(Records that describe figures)
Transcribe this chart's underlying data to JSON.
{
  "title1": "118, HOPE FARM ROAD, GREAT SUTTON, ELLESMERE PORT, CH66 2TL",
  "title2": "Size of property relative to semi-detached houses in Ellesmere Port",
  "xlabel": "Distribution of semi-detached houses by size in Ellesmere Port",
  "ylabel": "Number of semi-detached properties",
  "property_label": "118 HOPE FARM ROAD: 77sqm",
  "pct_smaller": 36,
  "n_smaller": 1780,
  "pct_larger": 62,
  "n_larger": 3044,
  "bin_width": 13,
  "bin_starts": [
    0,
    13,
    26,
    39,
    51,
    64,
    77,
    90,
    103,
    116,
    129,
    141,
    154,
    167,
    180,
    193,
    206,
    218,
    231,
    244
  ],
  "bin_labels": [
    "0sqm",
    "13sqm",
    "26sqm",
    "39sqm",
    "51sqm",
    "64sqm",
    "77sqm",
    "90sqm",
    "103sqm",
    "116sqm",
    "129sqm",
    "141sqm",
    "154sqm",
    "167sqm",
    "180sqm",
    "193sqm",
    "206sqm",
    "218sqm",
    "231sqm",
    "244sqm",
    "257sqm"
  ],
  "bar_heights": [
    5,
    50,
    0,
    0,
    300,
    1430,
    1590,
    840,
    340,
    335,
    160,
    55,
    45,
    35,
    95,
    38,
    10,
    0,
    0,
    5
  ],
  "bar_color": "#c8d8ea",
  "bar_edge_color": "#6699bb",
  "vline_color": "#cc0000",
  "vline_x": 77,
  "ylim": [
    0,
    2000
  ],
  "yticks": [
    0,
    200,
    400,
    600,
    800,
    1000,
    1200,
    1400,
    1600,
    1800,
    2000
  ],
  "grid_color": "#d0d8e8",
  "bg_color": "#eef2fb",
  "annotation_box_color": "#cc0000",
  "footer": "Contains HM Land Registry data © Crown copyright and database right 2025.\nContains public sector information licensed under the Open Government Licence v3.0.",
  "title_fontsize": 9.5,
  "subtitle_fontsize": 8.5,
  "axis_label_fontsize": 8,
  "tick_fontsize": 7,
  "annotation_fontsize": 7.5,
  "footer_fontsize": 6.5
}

WHAT THE TASK REQUIRES - Only the number is wanted: how many lines of the material above include the word "detached"?

EXPECTED OUTPUT - 3